[Data items]
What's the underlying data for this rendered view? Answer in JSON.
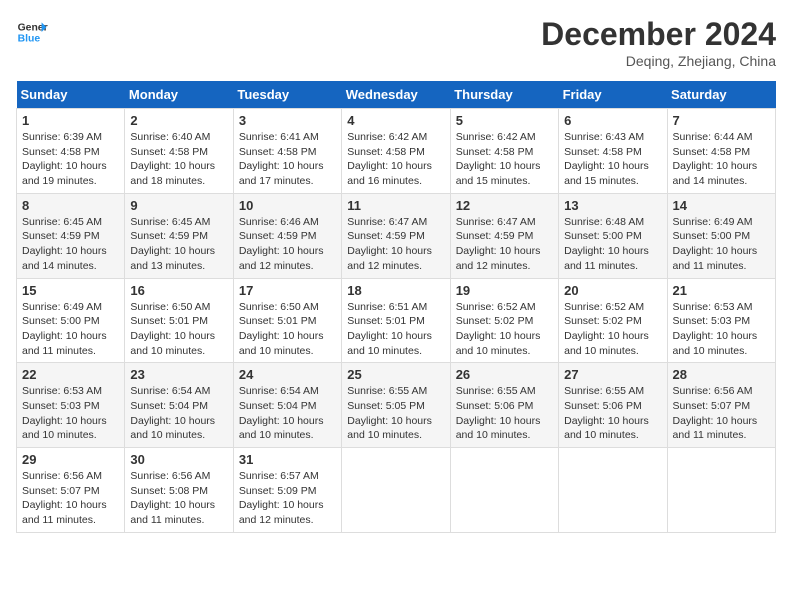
{
  "header": {
    "logo_line1": "General",
    "logo_line2": "Blue",
    "month": "December 2024",
    "location": "Deqing, Zhejiang, China"
  },
  "weekdays": [
    "Sunday",
    "Monday",
    "Tuesday",
    "Wednesday",
    "Thursday",
    "Friday",
    "Saturday"
  ],
  "weeks": [
    [
      {
        "day": "1",
        "info": "Sunrise: 6:39 AM\nSunset: 4:58 PM\nDaylight: 10 hours\nand 19 minutes."
      },
      {
        "day": "2",
        "info": "Sunrise: 6:40 AM\nSunset: 4:58 PM\nDaylight: 10 hours\nand 18 minutes."
      },
      {
        "day": "3",
        "info": "Sunrise: 6:41 AM\nSunset: 4:58 PM\nDaylight: 10 hours\nand 17 minutes."
      },
      {
        "day": "4",
        "info": "Sunrise: 6:42 AM\nSunset: 4:58 PM\nDaylight: 10 hours\nand 16 minutes."
      },
      {
        "day": "5",
        "info": "Sunrise: 6:42 AM\nSunset: 4:58 PM\nDaylight: 10 hours\nand 15 minutes."
      },
      {
        "day": "6",
        "info": "Sunrise: 6:43 AM\nSunset: 4:58 PM\nDaylight: 10 hours\nand 15 minutes."
      },
      {
        "day": "7",
        "info": "Sunrise: 6:44 AM\nSunset: 4:58 PM\nDaylight: 10 hours\nand 14 minutes."
      }
    ],
    [
      {
        "day": "8",
        "info": "Sunrise: 6:45 AM\nSunset: 4:59 PM\nDaylight: 10 hours\nand 14 minutes."
      },
      {
        "day": "9",
        "info": "Sunrise: 6:45 AM\nSunset: 4:59 PM\nDaylight: 10 hours\nand 13 minutes."
      },
      {
        "day": "10",
        "info": "Sunrise: 6:46 AM\nSunset: 4:59 PM\nDaylight: 10 hours\nand 12 minutes."
      },
      {
        "day": "11",
        "info": "Sunrise: 6:47 AM\nSunset: 4:59 PM\nDaylight: 10 hours\nand 12 minutes."
      },
      {
        "day": "12",
        "info": "Sunrise: 6:47 AM\nSunset: 4:59 PM\nDaylight: 10 hours\nand 12 minutes."
      },
      {
        "day": "13",
        "info": "Sunrise: 6:48 AM\nSunset: 5:00 PM\nDaylight: 10 hours\nand 11 minutes."
      },
      {
        "day": "14",
        "info": "Sunrise: 6:49 AM\nSunset: 5:00 PM\nDaylight: 10 hours\nand 11 minutes."
      }
    ],
    [
      {
        "day": "15",
        "info": "Sunrise: 6:49 AM\nSunset: 5:00 PM\nDaylight: 10 hours\nand 11 minutes."
      },
      {
        "day": "16",
        "info": "Sunrise: 6:50 AM\nSunset: 5:01 PM\nDaylight: 10 hours\nand 10 minutes."
      },
      {
        "day": "17",
        "info": "Sunrise: 6:50 AM\nSunset: 5:01 PM\nDaylight: 10 hours\nand 10 minutes."
      },
      {
        "day": "18",
        "info": "Sunrise: 6:51 AM\nSunset: 5:01 PM\nDaylight: 10 hours\nand 10 minutes."
      },
      {
        "day": "19",
        "info": "Sunrise: 6:52 AM\nSunset: 5:02 PM\nDaylight: 10 hours\nand 10 minutes."
      },
      {
        "day": "20",
        "info": "Sunrise: 6:52 AM\nSunset: 5:02 PM\nDaylight: 10 hours\nand 10 minutes."
      },
      {
        "day": "21",
        "info": "Sunrise: 6:53 AM\nSunset: 5:03 PM\nDaylight: 10 hours\nand 10 minutes."
      }
    ],
    [
      {
        "day": "22",
        "info": "Sunrise: 6:53 AM\nSunset: 5:03 PM\nDaylight: 10 hours\nand 10 minutes."
      },
      {
        "day": "23",
        "info": "Sunrise: 6:54 AM\nSunset: 5:04 PM\nDaylight: 10 hours\nand 10 minutes."
      },
      {
        "day": "24",
        "info": "Sunrise: 6:54 AM\nSunset: 5:04 PM\nDaylight: 10 hours\nand 10 minutes."
      },
      {
        "day": "25",
        "info": "Sunrise: 6:55 AM\nSunset: 5:05 PM\nDaylight: 10 hours\nand 10 minutes."
      },
      {
        "day": "26",
        "info": "Sunrise: 6:55 AM\nSunset: 5:06 PM\nDaylight: 10 hours\nand 10 minutes."
      },
      {
        "day": "27",
        "info": "Sunrise: 6:55 AM\nSunset: 5:06 PM\nDaylight: 10 hours\nand 10 minutes."
      },
      {
        "day": "28",
        "info": "Sunrise: 6:56 AM\nSunset: 5:07 PM\nDaylight: 10 hours\nand 11 minutes."
      }
    ],
    [
      {
        "day": "29",
        "info": "Sunrise: 6:56 AM\nSunset: 5:07 PM\nDaylight: 10 hours\nand 11 minutes."
      },
      {
        "day": "30",
        "info": "Sunrise: 6:56 AM\nSunset: 5:08 PM\nDaylight: 10 hours\nand 11 minutes."
      },
      {
        "day": "31",
        "info": "Sunrise: 6:57 AM\nSunset: 5:09 PM\nDaylight: 10 hours\nand 12 minutes."
      },
      {
        "day": "",
        "info": ""
      },
      {
        "day": "",
        "info": ""
      },
      {
        "day": "",
        "info": ""
      },
      {
        "day": "",
        "info": ""
      }
    ]
  ]
}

What the exercise asks
Copy out the listing exactly as it stands, but not the pictures.

Answer to the task
What's the underlying data for this rendered view? Answer in JSON.
{
  "header": {
    "logo_line1": "General",
    "logo_line2": "Blue",
    "month": "December 2024",
    "location": "Deqing, Zhejiang, China"
  },
  "weekdays": [
    "Sunday",
    "Monday",
    "Tuesday",
    "Wednesday",
    "Thursday",
    "Friday",
    "Saturday"
  ],
  "weeks": [
    [
      {
        "day": "1",
        "info": "Sunrise: 6:39 AM\nSunset: 4:58 PM\nDaylight: 10 hours\nand 19 minutes."
      },
      {
        "day": "2",
        "info": "Sunrise: 6:40 AM\nSunset: 4:58 PM\nDaylight: 10 hours\nand 18 minutes."
      },
      {
        "day": "3",
        "info": "Sunrise: 6:41 AM\nSunset: 4:58 PM\nDaylight: 10 hours\nand 17 minutes."
      },
      {
        "day": "4",
        "info": "Sunrise: 6:42 AM\nSunset: 4:58 PM\nDaylight: 10 hours\nand 16 minutes."
      },
      {
        "day": "5",
        "info": "Sunrise: 6:42 AM\nSunset: 4:58 PM\nDaylight: 10 hours\nand 15 minutes."
      },
      {
        "day": "6",
        "info": "Sunrise: 6:43 AM\nSunset: 4:58 PM\nDaylight: 10 hours\nand 15 minutes."
      },
      {
        "day": "7",
        "info": "Sunrise: 6:44 AM\nSunset: 4:58 PM\nDaylight: 10 hours\nand 14 minutes."
      }
    ],
    [
      {
        "day": "8",
        "info": "Sunrise: 6:45 AM\nSunset: 4:59 PM\nDaylight: 10 hours\nand 14 minutes."
      },
      {
        "day": "9",
        "info": "Sunrise: 6:45 AM\nSunset: 4:59 PM\nDaylight: 10 hours\nand 13 minutes."
      },
      {
        "day": "10",
        "info": "Sunrise: 6:46 AM\nSunset: 4:59 PM\nDaylight: 10 hours\nand 12 minutes."
      },
      {
        "day": "11",
        "info": "Sunrise: 6:47 AM\nSunset: 4:59 PM\nDaylight: 10 hours\nand 12 minutes."
      },
      {
        "day": "12",
        "info": "Sunrise: 6:47 AM\nSunset: 4:59 PM\nDaylight: 10 hours\nand 12 minutes."
      },
      {
        "day": "13",
        "info": "Sunrise: 6:48 AM\nSunset: 5:00 PM\nDaylight: 10 hours\nand 11 minutes."
      },
      {
        "day": "14",
        "info": "Sunrise: 6:49 AM\nSunset: 5:00 PM\nDaylight: 10 hours\nand 11 minutes."
      }
    ],
    [
      {
        "day": "15",
        "info": "Sunrise: 6:49 AM\nSunset: 5:00 PM\nDaylight: 10 hours\nand 11 minutes."
      },
      {
        "day": "16",
        "info": "Sunrise: 6:50 AM\nSunset: 5:01 PM\nDaylight: 10 hours\nand 10 minutes."
      },
      {
        "day": "17",
        "info": "Sunrise: 6:50 AM\nSunset: 5:01 PM\nDaylight: 10 hours\nand 10 minutes."
      },
      {
        "day": "18",
        "info": "Sunrise: 6:51 AM\nSunset: 5:01 PM\nDaylight: 10 hours\nand 10 minutes."
      },
      {
        "day": "19",
        "info": "Sunrise: 6:52 AM\nSunset: 5:02 PM\nDaylight: 10 hours\nand 10 minutes."
      },
      {
        "day": "20",
        "info": "Sunrise: 6:52 AM\nSunset: 5:02 PM\nDaylight: 10 hours\nand 10 minutes."
      },
      {
        "day": "21",
        "info": "Sunrise: 6:53 AM\nSunset: 5:03 PM\nDaylight: 10 hours\nand 10 minutes."
      }
    ],
    [
      {
        "day": "22",
        "info": "Sunrise: 6:53 AM\nSunset: 5:03 PM\nDaylight: 10 hours\nand 10 minutes."
      },
      {
        "day": "23",
        "info": "Sunrise: 6:54 AM\nSunset: 5:04 PM\nDaylight: 10 hours\nand 10 minutes."
      },
      {
        "day": "24",
        "info": "Sunrise: 6:54 AM\nSunset: 5:04 PM\nDaylight: 10 hours\nand 10 minutes."
      },
      {
        "day": "25",
        "info": "Sunrise: 6:55 AM\nSunset: 5:05 PM\nDaylight: 10 hours\nand 10 minutes."
      },
      {
        "day": "26",
        "info": "Sunrise: 6:55 AM\nSunset: 5:06 PM\nDaylight: 10 hours\nand 10 minutes."
      },
      {
        "day": "27",
        "info": "Sunrise: 6:55 AM\nSunset: 5:06 PM\nDaylight: 10 hours\nand 10 minutes."
      },
      {
        "day": "28",
        "info": "Sunrise: 6:56 AM\nSunset: 5:07 PM\nDaylight: 10 hours\nand 11 minutes."
      }
    ],
    [
      {
        "day": "29",
        "info": "Sunrise: 6:56 AM\nSunset: 5:07 PM\nDaylight: 10 hours\nand 11 minutes."
      },
      {
        "day": "30",
        "info": "Sunrise: 6:56 AM\nSunset: 5:08 PM\nDaylight: 10 hours\nand 11 minutes."
      },
      {
        "day": "31",
        "info": "Sunrise: 6:57 AM\nSunset: 5:09 PM\nDaylight: 10 hours\nand 12 minutes."
      },
      {
        "day": "",
        "info": ""
      },
      {
        "day": "",
        "info": ""
      },
      {
        "day": "",
        "info": ""
      },
      {
        "day": "",
        "info": ""
      }
    ]
  ]
}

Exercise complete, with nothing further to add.